[Source data]
■ ■ ■
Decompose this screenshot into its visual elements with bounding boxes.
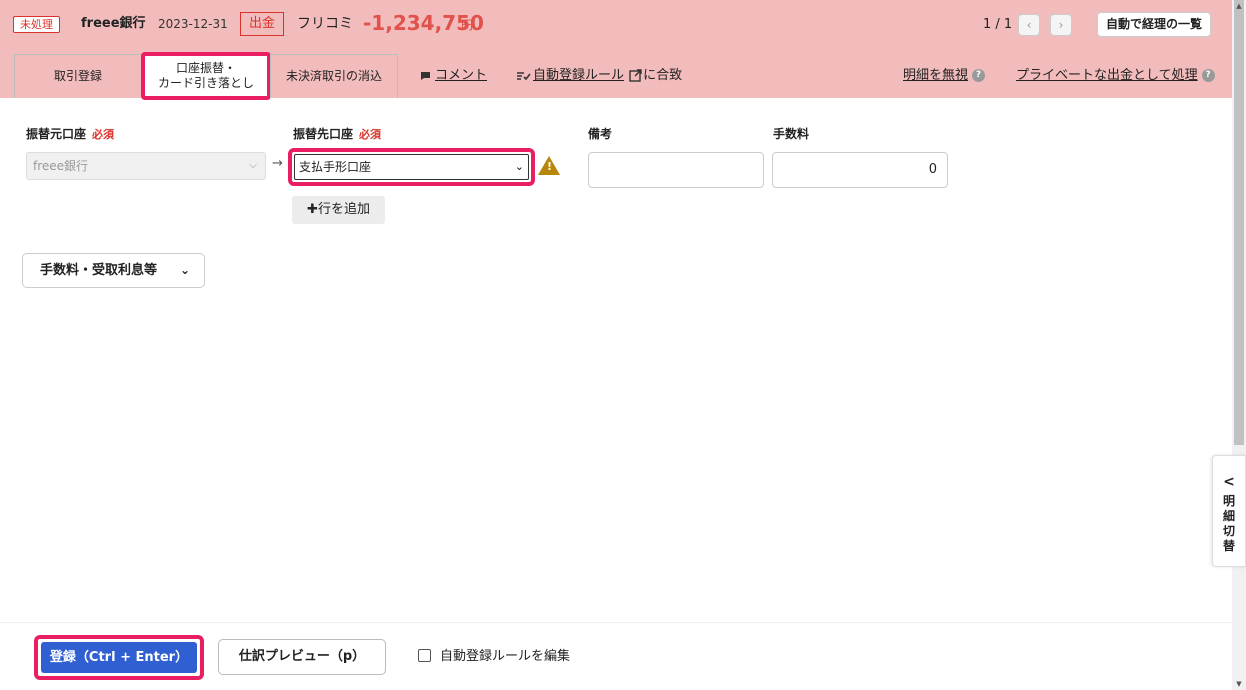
source-account-label: 振替元口座 必須 xyxy=(26,127,115,141)
tab-reconcile[interactable]: 未決済取引の消込 xyxy=(270,54,398,98)
chevron-right-icon: › xyxy=(1058,18,1064,32)
pager: 1 / 1 xyxy=(983,17,1013,32)
note-label: 備考 xyxy=(588,127,613,141)
auto-rule-link[interactable]: 自動登録ルール に合致 xyxy=(517,67,682,85)
warning-icon: ! xyxy=(538,156,560,175)
currency: 円 xyxy=(461,18,474,32)
scrollbar-thumb[interactable] xyxy=(1234,0,1244,445)
status-badge: 未処理 xyxy=(13,16,60,33)
list-button[interactable]: 自動で経理の一覧 xyxy=(1097,12,1211,37)
arrow-right-icon: → xyxy=(272,156,283,171)
chevron-left-icon: ‹ xyxy=(1026,18,1032,32)
ignore-link[interactable]: 明細を無視? xyxy=(903,67,986,85)
type-badge: 出金 xyxy=(240,12,284,36)
fee-toggle-button[interactable]: 手数料・受取利息等 ⌄ xyxy=(22,253,205,288)
target-account-select[interactable]: 支払手形口座 ⌄ xyxy=(288,148,535,186)
prev-button[interactable]: ‹ xyxy=(1018,14,1040,36)
register-button[interactable]: 登録（Ctrl + Enter） xyxy=(34,635,204,680)
edit-rule-label[interactable]: 自動登録ルールを編集 xyxy=(440,648,570,665)
chevron-down-icon: ⌄ xyxy=(514,160,524,173)
detail-switch-panel[interactable]: < 明細切替 xyxy=(1212,455,1246,567)
target-account-label: 振替先口座 必須 xyxy=(293,127,382,141)
required-badge: 必須 xyxy=(359,128,382,141)
help-icon[interactable]: ? xyxy=(972,69,986,82)
preview-button[interactable]: 仕訳プレビュー（p） xyxy=(218,639,386,675)
note-input[interactable] xyxy=(588,152,764,188)
detail-switch-label: 明細切替 xyxy=(1222,494,1235,553)
comment-link[interactable]: コメント xyxy=(420,67,487,85)
source-account-select: freee銀行 ⌵ xyxy=(26,152,266,180)
tab-label: 取引登録 xyxy=(53,69,102,83)
rule-check-icon xyxy=(517,71,531,80)
external-link-icon xyxy=(629,69,642,82)
private-link[interactable]: プライベートな出金として処理? xyxy=(1016,67,1215,85)
edit-rule-checkbox[interactable] xyxy=(418,649,431,662)
fee-label: 手数料 xyxy=(773,127,810,141)
transaction-header: 未処理 freee銀行 2023-12-31 出金 フリコミ -1,234,75… xyxy=(0,0,1232,100)
bank-name: freee銀行 xyxy=(81,16,146,31)
tab-label: 口座振替・ カード引き落とし xyxy=(157,61,254,90)
tab-label: 未決済取引の消込 xyxy=(285,69,382,83)
help-icon[interactable]: ? xyxy=(1201,69,1215,82)
comment-icon xyxy=(421,71,430,80)
add-row-button[interactable]: ✚行を追加 xyxy=(292,196,385,224)
required-badge: 必須 xyxy=(92,128,115,141)
tab-register[interactable]: 取引登録 xyxy=(14,54,142,98)
fee-input[interactable]: 0 xyxy=(772,152,948,188)
chevron-down-icon: ⌵ xyxy=(249,160,257,171)
scroll-down-icon[interactable]: ▼ xyxy=(1233,678,1245,690)
tab-transfer[interactable]: 口座振替・ カード引き落とし xyxy=(141,52,271,100)
plus-icon: ✚ xyxy=(307,202,318,217)
scroll-up-icon[interactable]: ▲ xyxy=(1233,0,1245,12)
chevron-left-icon: < xyxy=(1223,474,1235,490)
transaction-date: 2023-12-31 xyxy=(158,17,228,31)
payee: フリコミ xyxy=(297,16,353,32)
chevron-down-icon: ⌄ xyxy=(179,263,190,277)
next-button[interactable]: › xyxy=(1050,14,1072,36)
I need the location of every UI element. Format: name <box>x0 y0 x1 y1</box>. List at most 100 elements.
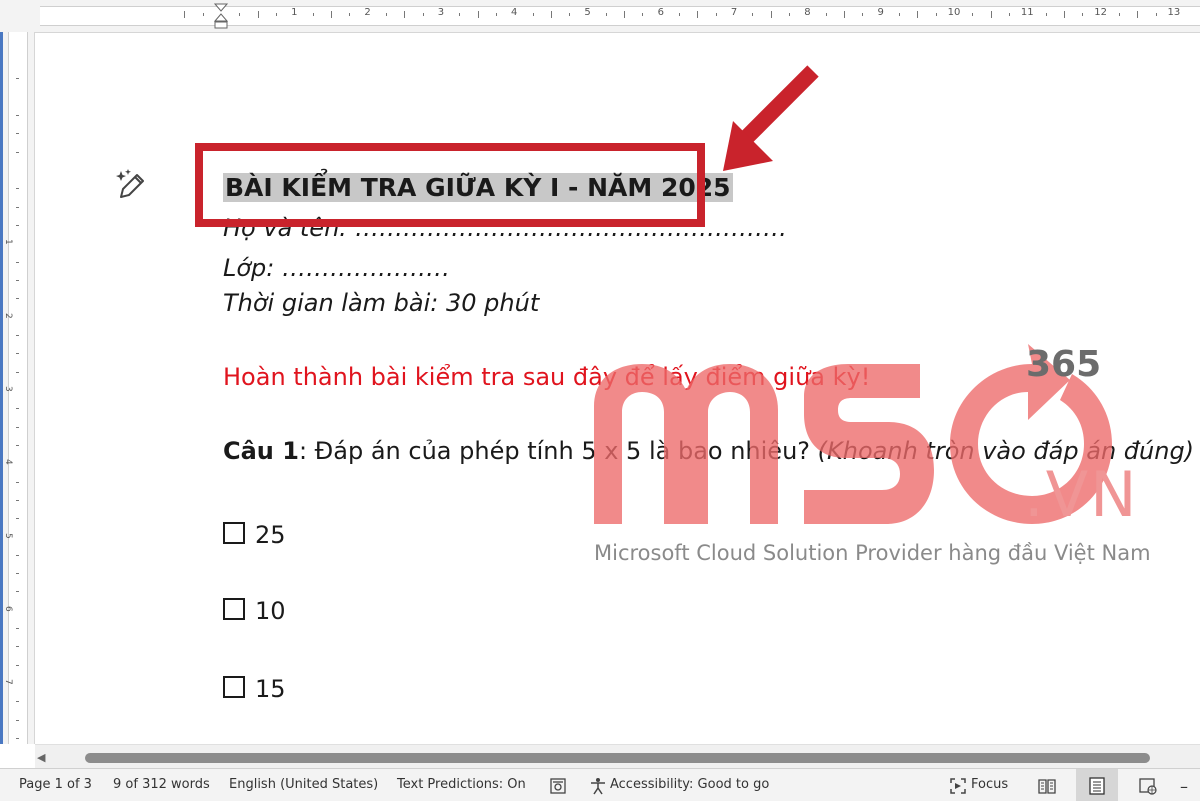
checkbox-icon <box>223 598 245 620</box>
vertical-ruler-tick <box>16 115 19 117</box>
ruler-number: 2 <box>364 7 371 18</box>
ruler-tick <box>844 11 846 18</box>
time-line[interactable]: Thời gian làm bài: 30 phút <box>223 289 539 317</box>
instruction-line[interactable]: Hoàn thành bài kiểm tra sau đây để lấy đ… <box>223 363 870 391</box>
horizontal-ruler[interactable]: 1 2 3 4 5 6 7 8 9 10 11 12 13 <box>0 0 1200 33</box>
ruler-tick <box>990 11 992 18</box>
ruler-tick <box>1008 13 1010 16</box>
ruler-tick <box>275 13 277 16</box>
print-layout-icon[interactable] <box>1089 777 1105 795</box>
vertical-ruler-tick <box>16 279 19 281</box>
ruler-tick <box>550 11 552 18</box>
ruler-tick <box>330 11 332 18</box>
watermark-365: 365 <box>1026 344 1102 385</box>
ruler-tick <box>715 13 717 16</box>
vertical-ruler[interactable]: 1 2 3 4 5 6 7 <box>0 32 35 744</box>
ruler-tick <box>935 13 937 16</box>
vertical-ruler-tick <box>16 426 19 428</box>
scroll-left-arrow-icon[interactable]: ◀ <box>37 751 45 764</box>
ruler-tick <box>532 13 534 16</box>
vertical-ruler-tick <box>16 188 19 190</box>
status-bar: Page 1 of 3 9 of 312 words English (Unit… <box>0 768 1200 801</box>
accessibility-status[interactable]: Accessibility: Good to go <box>610 777 769 792</box>
vertical-ruler-tick <box>16 444 19 446</box>
vertical-ruler-tick <box>16 738 19 740</box>
ruler-tick <box>349 13 351 16</box>
option-label: 25 <box>255 521 286 549</box>
vertical-ruler-tick <box>16 371 19 373</box>
document-page[interactable]: BÀI KIỂM TRA GIỮA KỲ I - NĂM 2025 Họ và … <box>35 33 1200 744</box>
word-count[interactable]: 9 of 312 words <box>113 777 210 792</box>
scrollbar-thumb[interactable] <box>85 753 1150 763</box>
answer-option[interactable]: 25 <box>223 521 286 549</box>
watermark-tagline: Microsoft Cloud Solution Provider hàng đ… <box>594 541 1151 565</box>
ruler-tick <box>862 13 864 16</box>
vertical-ruler-number: 5 <box>3 532 13 539</box>
vertical-ruler-tick <box>16 719 19 721</box>
ruler-tick <box>770 11 772 18</box>
answer-option[interactable]: 10 <box>223 597 286 625</box>
ruler-tick <box>697 11 699 18</box>
ruler-tick <box>1045 13 1047 16</box>
class-line[interactable]: Lớp: ………………… <box>223 254 450 282</box>
vertical-ruler-tick <box>16 628 19 630</box>
vertical-ruler-tick <box>16 261 19 263</box>
vertical-ruler-number: 6 <box>3 605 13 612</box>
ruler-number: 3 <box>437 7 445 18</box>
ruler-tick <box>422 13 424 16</box>
vertical-ruler-tick <box>16 664 19 666</box>
horizontal-scrollbar[interactable]: ◀ <box>35 744 1200 769</box>
ai-rewrite-pen-icon[interactable] <box>113 167 149 203</box>
answer-option[interactable]: 15 <box>223 675 286 703</box>
ruler-tick <box>495 13 497 16</box>
ruler-tick <box>1155 13 1157 16</box>
ruler-number: 10 <box>947 7 961 18</box>
vertical-ruler-tick <box>16 78 19 80</box>
ruler-tick <box>239 13 241 16</box>
language-indicator[interactable]: English (United States) <box>229 777 378 792</box>
vertical-ruler-tick <box>16 353 19 355</box>
vertical-ruler-tick <box>16 408 19 410</box>
ruler-tick <box>624 11 626 18</box>
ruler-tick <box>789 13 791 16</box>
focus-button[interactable]: Focus <box>971 777 1008 792</box>
vertical-ruler-tick <box>16 133 19 135</box>
ruler-number: 9 <box>877 7 884 18</box>
vertical-ruler-tick <box>16 701 19 703</box>
vertical-ruler-number: 2 <box>3 312 13 319</box>
ruler-tick <box>569 13 571 16</box>
ruler-number: 1 <box>291 7 298 18</box>
read-mode-icon[interactable] <box>1038 777 1056 795</box>
ruler-number: 7 <box>730 7 738 18</box>
ruler-tick <box>825 13 827 16</box>
vertical-ruler-number: 4 <box>3 459 13 465</box>
accessibility-icon[interactable] <box>589 777 607 795</box>
focus-icon[interactable] <box>949 777 967 795</box>
ruler-tick <box>642 13 644 16</box>
ruler-tick <box>184 11 186 18</box>
web-layout-icon[interactable] <box>1139 777 1157 795</box>
title-highlight-box <box>195 143 705 227</box>
ruler-number: 8 <box>804 7 811 18</box>
ruler-tick <box>899 13 901 16</box>
vertical-ruler-tick <box>16 646 19 648</box>
text-predictions-indicator[interactable]: Text Predictions: On <box>397 777 526 792</box>
ruler-tick <box>385 13 387 16</box>
page-count[interactable]: Page 1 of 3 <box>19 777 92 792</box>
zoom-out-button[interactable]: – <box>1180 777 1188 796</box>
question-1-label: Câu 1 <box>223 437 299 465</box>
ruler-tick <box>679 13 681 16</box>
vertical-ruler-tick <box>16 481 19 483</box>
vertical-ruler-tick <box>16 224 19 226</box>
ruler-tick <box>1082 13 1084 16</box>
ruler-tick <box>312 13 314 16</box>
vertical-ruler-tick <box>16 499 19 501</box>
vertical-ruler-tick <box>16 298 19 300</box>
indent-marker-icon[interactable] <box>214 2 228 30</box>
ruler-number: 11 <box>1020 7 1034 18</box>
option-label: 15 <box>255 675 286 703</box>
vertical-ruler-tick <box>16 151 19 153</box>
track-changes-icon[interactable] <box>549 777 567 795</box>
checkbox-icon <box>223 676 245 698</box>
ruler-tick <box>477 11 479 18</box>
■ ■ ■
[TASK REQUIREMENTS]: Copy out everything in the source data from the line containing "source-account-label: 振替元口座 必須" down to the line containing "register-button[interactable]: 登録（Ctrl +", both lines included, with no changes.

[RESULT]:
source-account-label: 振替元口座 必須 xyxy=(26,127,115,141)
tab-reconcile[interactable]: 未決済取引の消込 xyxy=(270,54,398,98)
chevron-right-icon: › xyxy=(1058,18,1064,32)
pager: 1 / 1 xyxy=(983,17,1013,32)
note-label: 備考 xyxy=(588,127,613,141)
auto-rule-link[interactable]: 自動登録ルール に合致 xyxy=(517,67,682,85)
warning-icon: ! xyxy=(538,156,560,175)
currency: 円 xyxy=(461,18,474,32)
scrollbar-thumb[interactable] xyxy=(1234,0,1244,445)
status-badge: 未処理 xyxy=(13,16,60,33)
list-button[interactable]: 自動で経理の一覧 xyxy=(1097,12,1211,37)
arrow-right-icon: → xyxy=(272,156,283,171)
chevron-left-icon: ‹ xyxy=(1026,18,1032,32)
ignore-link[interactable]: 明細を無視? xyxy=(903,67,986,85)
type-badge: 出金 xyxy=(240,12,284,36)
fee-toggle-button[interactable]: 手数料・受取利息等 ⌄ xyxy=(22,253,205,288)
target-account-select[interactable]: 支払手形口座 ⌄ xyxy=(288,148,535,186)
prev-button[interactable]: ‹ xyxy=(1018,14,1040,36)
register-button[interactable]: 登録（Ctrl + Enter） xyxy=(34,635,204,680)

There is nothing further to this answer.